══ Stored rows ══

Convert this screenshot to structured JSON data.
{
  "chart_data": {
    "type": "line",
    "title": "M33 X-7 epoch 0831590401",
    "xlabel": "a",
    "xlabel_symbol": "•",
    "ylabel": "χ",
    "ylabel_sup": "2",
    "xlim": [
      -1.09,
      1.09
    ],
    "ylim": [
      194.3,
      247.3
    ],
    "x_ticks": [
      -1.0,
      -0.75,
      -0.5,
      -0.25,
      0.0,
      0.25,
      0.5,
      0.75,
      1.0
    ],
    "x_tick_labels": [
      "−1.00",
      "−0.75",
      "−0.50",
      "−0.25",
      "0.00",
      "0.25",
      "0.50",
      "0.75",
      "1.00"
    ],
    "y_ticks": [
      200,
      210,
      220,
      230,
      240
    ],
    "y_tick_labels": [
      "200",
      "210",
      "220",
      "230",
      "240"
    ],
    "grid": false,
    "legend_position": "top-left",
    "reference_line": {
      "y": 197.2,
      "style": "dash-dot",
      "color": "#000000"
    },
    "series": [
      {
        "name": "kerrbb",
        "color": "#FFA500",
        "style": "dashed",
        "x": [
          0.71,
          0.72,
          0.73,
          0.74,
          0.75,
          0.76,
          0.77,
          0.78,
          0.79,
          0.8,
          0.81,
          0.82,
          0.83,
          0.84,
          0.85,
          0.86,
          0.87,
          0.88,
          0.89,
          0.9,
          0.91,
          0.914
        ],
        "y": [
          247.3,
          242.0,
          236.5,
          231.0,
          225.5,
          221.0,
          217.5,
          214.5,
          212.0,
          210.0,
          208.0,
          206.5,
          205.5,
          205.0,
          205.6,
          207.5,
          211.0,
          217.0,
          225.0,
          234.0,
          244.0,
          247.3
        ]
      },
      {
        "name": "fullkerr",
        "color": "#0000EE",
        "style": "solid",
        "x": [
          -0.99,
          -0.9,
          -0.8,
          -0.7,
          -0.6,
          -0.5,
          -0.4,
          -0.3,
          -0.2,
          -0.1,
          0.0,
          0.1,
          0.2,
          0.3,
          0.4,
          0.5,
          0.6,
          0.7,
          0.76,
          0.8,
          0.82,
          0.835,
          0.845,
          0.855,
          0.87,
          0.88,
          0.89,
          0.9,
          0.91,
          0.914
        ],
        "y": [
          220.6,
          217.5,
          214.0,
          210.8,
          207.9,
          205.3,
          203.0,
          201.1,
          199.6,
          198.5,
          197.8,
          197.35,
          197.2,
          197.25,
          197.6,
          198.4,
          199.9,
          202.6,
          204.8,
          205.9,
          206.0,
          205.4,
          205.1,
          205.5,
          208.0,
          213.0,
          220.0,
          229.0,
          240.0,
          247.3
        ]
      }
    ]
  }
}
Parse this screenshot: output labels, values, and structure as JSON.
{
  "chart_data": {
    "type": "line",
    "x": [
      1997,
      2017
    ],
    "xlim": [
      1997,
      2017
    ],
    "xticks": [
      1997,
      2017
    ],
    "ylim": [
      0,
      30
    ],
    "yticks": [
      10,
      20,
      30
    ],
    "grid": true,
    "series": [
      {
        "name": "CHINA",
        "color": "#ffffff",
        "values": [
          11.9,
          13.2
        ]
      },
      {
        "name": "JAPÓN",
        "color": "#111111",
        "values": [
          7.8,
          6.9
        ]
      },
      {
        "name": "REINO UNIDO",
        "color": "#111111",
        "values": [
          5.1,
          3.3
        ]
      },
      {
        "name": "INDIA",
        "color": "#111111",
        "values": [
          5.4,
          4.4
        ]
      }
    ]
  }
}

═══

§ Description of the task
Collect the complete line wherever the string "name" appears in the records.

§ Solution for this problem
        "name": "kerrbb",
        "name": "fullkerr",
        "name": "CHINA",
        "name": "JAPÓN",
        "name": "REINO UNIDO",
        "name": "INDIA",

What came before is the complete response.